(What you should do):
Repeat the full listing below verbatim and keep the images out.

++++ Records provided

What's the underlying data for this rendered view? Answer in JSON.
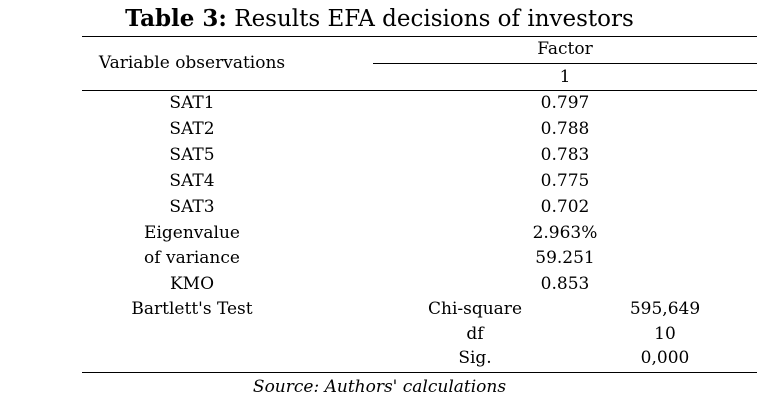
{
  "title": {
    "label": "Table 3:",
    "text": " Results EFA decisions of investors"
  },
  "table": {
    "col_header": "Variable observations",
    "factor_header": "Factor",
    "factor_number": "1",
    "rows": [
      {
        "label": "SAT1",
        "value": "0.797"
      },
      {
        "label": "SAT2",
        "value": "0.788"
      },
      {
        "label": "SAT5",
        "value": "0.783"
      },
      {
        "label": "SAT4",
        "value": "0.775"
      },
      {
        "label": "SAT3",
        "value": "0.702"
      },
      {
        "label": "Eigenvalue",
        "value": "2.963%"
      },
      {
        "label": "of variance",
        "value": "59.251"
      },
      {
        "label": "KMO",
        "value": "0.853"
      }
    ],
    "bartlett": {
      "label": "Bartlett's Test",
      "items": [
        {
          "name": "Chi-square",
          "value": "595,649"
        },
        {
          "name": "df",
          "value": "10"
        },
        {
          "name": "Sig.",
          "value": "0,000"
        }
      ]
    }
  },
  "source": "Source: Authors' calculations"
}
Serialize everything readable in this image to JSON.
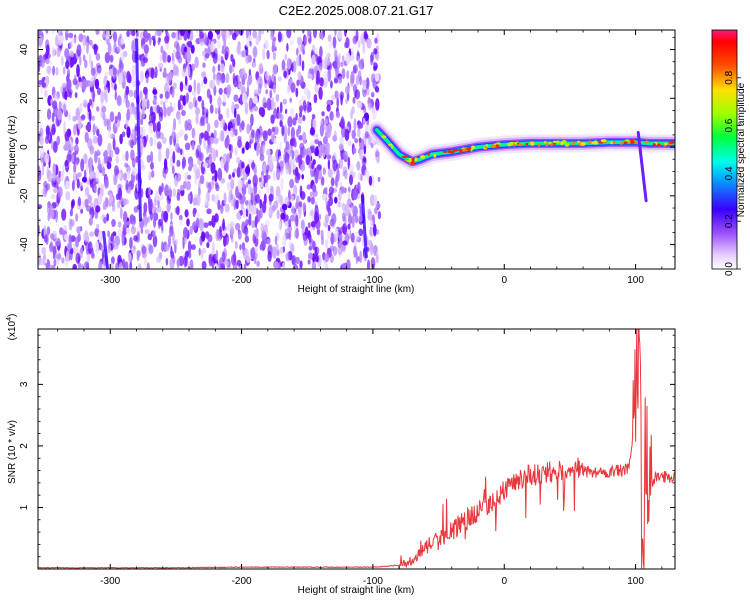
{
  "title": "C2E2.2025.008.07.21.G17",
  "chart_data": [
    {
      "type": "heatmap",
      "xlabel": "Height of straight line (km)",
      "ylabel": "Frequency (Hz)",
      "xlim": [
        -355,
        130
      ],
      "ylim": [
        -50,
        48
      ],
      "xticks": [
        -300,
        -200,
        -100,
        0,
        100
      ],
      "xtick_labels": [
        "-300",
        "-200",
        "-100",
        "0",
        "100"
      ],
      "yticks": [
        -40,
        -20,
        0,
        20,
        40
      ],
      "ytick_labels": [
        "-40",
        "-20",
        "0",
        "20",
        "40"
      ],
      "colorbar": {
        "label": "Normalized spectral amplitude",
        "range": [
          0,
          1
        ],
        "ticks": [
          0.0,
          0.2,
          0.4,
          0.6,
          0.8
        ],
        "tick_labels": [
          "0.0",
          "0.2",
          "0.4",
          "0.6",
          "0.8"
        ]
      },
      "ridge": {
        "x": [
          -97,
          -90,
          -80,
          -70,
          -64,
          -55,
          -40,
          -20,
          0,
          20,
          40,
          60,
          80,
          100,
          110,
          130
        ],
        "frequency": [
          7,
          3,
          -3,
          -6,
          -5,
          -3,
          -2,
          0,
          1,
          1.5,
          1.5,
          1.5,
          2,
          2,
          1.5,
          1.5
        ]
      },
      "grid": false,
      "legend": "none"
    },
    {
      "type": "line",
      "xlabel": "Height of straight line (km)",
      "ylabel": "SNR (10 * v/v)",
      "scale_note": "(x10",
      "scale_exp": "4",
      "xlim": [
        -355,
        130
      ],
      "ylim": [
        0,
        3.9
      ],
      "xticks": [
        -300,
        -200,
        -100,
        0,
        100
      ],
      "xtick_labels": [
        "-300",
        "-200",
        "-100",
        "0",
        "100"
      ],
      "yticks": [
        1,
        2,
        3
      ],
      "ytick_labels": [
        "1",
        "2",
        "3"
      ],
      "series": [
        {
          "color": "#e8383d",
          "x": [
            -355,
            -300,
            -250,
            -200,
            -150,
            -100,
            -80,
            -70,
            -60,
            -50,
            -40,
            -30,
            -20,
            -10,
            0,
            10,
            20,
            30,
            40,
            50,
            60,
            70,
            80,
            90,
            95,
            100,
            103,
            105,
            108,
            110,
            115,
            120,
            130
          ],
          "y": [
            0.02,
            0.02,
            0.02,
            0.03,
            0.03,
            0.03,
            0.06,
            0.15,
            0.35,
            0.5,
            0.62,
            0.78,
            0.92,
            1.05,
            1.3,
            1.45,
            1.52,
            1.57,
            1.58,
            1.6,
            1.58,
            1.57,
            1.58,
            1.6,
            1.62,
            2.6,
            3.8,
            0.1,
            2.3,
            1.3,
            1.5,
            1.5,
            1.5
          ]
        }
      ],
      "grid": false,
      "legend": "none"
    }
  ]
}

++++++++

(Solution for this exercise):
What's the underlying data for this rendered view? Answer in JSON.
{
  "title": {
    "label": "Table 3:",
    "text": " Results EFA decisions of investors"
  },
  "table": {
    "col_header": "Variable observations",
    "factor_header": "Factor",
    "factor_number": "1",
    "rows": [
      {
        "label": "SAT1",
        "value": "0.797"
      },
      {
        "label": "SAT2",
        "value": "0.788"
      },
      {
        "label": "SAT5",
        "value": "0.783"
      },
      {
        "label": "SAT4",
        "value": "0.775"
      },
      {
        "label": "SAT3",
        "value": "0.702"
      },
      {
        "label": "Eigenvalue",
        "value": "2.963%"
      },
      {
        "label": "of variance",
        "value": "59.251"
      },
      {
        "label": "KMO",
        "value": "0.853"
      }
    ],
    "bartlett": {
      "label": "Bartlett's Test",
      "items": [
        {
          "name": "Chi-square",
          "value": "595,649"
        },
        {
          "name": "df",
          "value": "10"
        },
        {
          "name": "Sig.",
          "value": "0,000"
        }
      ]
    }
  },
  "source": "Source: Authors' calculations"
}
Serialize everything readable in this image to JSON.
{
  "title": "C2E2.2025.008.07.21.G17",
  "chart_data": [
    {
      "type": "heatmap",
      "xlabel": "Height of straight line (km)",
      "ylabel": "Frequency (Hz)",
      "xlim": [
        -355,
        130
      ],
      "ylim": [
        -50,
        48
      ],
      "xticks": [
        -300,
        -200,
        -100,
        0,
        100
      ],
      "xtick_labels": [
        "-300",
        "-200",
        "-100",
        "0",
        "100"
      ],
      "yticks": [
        -40,
        -20,
        0,
        20,
        40
      ],
      "ytick_labels": [
        "-40",
        "-20",
        "0",
        "20",
        "40"
      ],
      "colorbar": {
        "label": "Normalized spectral amplitude",
        "range": [
          0,
          1
        ],
        "ticks": [
          0.0,
          0.2,
          0.4,
          0.6,
          0.8
        ],
        "tick_labels": [
          "0.0",
          "0.2",
          "0.4",
          "0.6",
          "0.8"
        ]
      },
      "ridge": {
        "x": [
          -97,
          -90,
          -80,
          -70,
          -64,
          -55,
          -40,
          -20,
          0,
          20,
          40,
          60,
          80,
          100,
          110,
          130
        ],
        "frequency": [
          7,
          3,
          -3,
          -6,
          -5,
          -3,
          -2,
          0,
          1,
          1.5,
          1.5,
          1.5,
          2,
          2,
          1.5,
          1.5
        ]
      },
      "grid": false,
      "legend": "none"
    },
    {
      "type": "line",
      "xlabel": "Height of straight line (km)",
      "ylabel": "SNR (10 * v/v)",
      "scale_note": "(x10",
      "scale_exp": "4",
      "xlim": [
        -355,
        130
      ],
      "ylim": [
        0,
        3.9
      ],
      "xticks": [
        -300,
        -200,
        -100,
        0,
        100
      ],
      "xtick_labels": [
        "-300",
        "-200",
        "-100",
        "0",
        "100"
      ],
      "yticks": [
        1,
        2,
        3
      ],
      "ytick_labels": [
        "1",
        "2",
        "3"
      ],
      "series": [
        {
          "color": "#e8383d",
          "x": [
            -355,
            -300,
            -250,
            -200,
            -150,
            -100,
            -80,
            -70,
            -60,
            -50,
            -40,
            -30,
            -20,
            -10,
            0,
            10,
            20,
            30,
            40,
            50,
            60,
            70,
            80,
            90,
            95,
            100,
            103,
            105,
            108,
            110,
            115,
            120,
            130
          ],
          "y": [
            0.02,
            0.02,
            0.02,
            0.03,
            0.03,
            0.03,
            0.06,
            0.15,
            0.35,
            0.5,
            0.62,
            0.78,
            0.92,
            1.05,
            1.3,
            1.45,
            1.52,
            1.57,
            1.58,
            1.6,
            1.58,
            1.57,
            1.58,
            1.6,
            1.62,
            2.6,
            3.8,
            0.1,
            2.3,
            1.3,
            1.5,
            1.5,
            1.5
          ]
        }
      ],
      "grid": false,
      "legend": "none"
    }
  ]
}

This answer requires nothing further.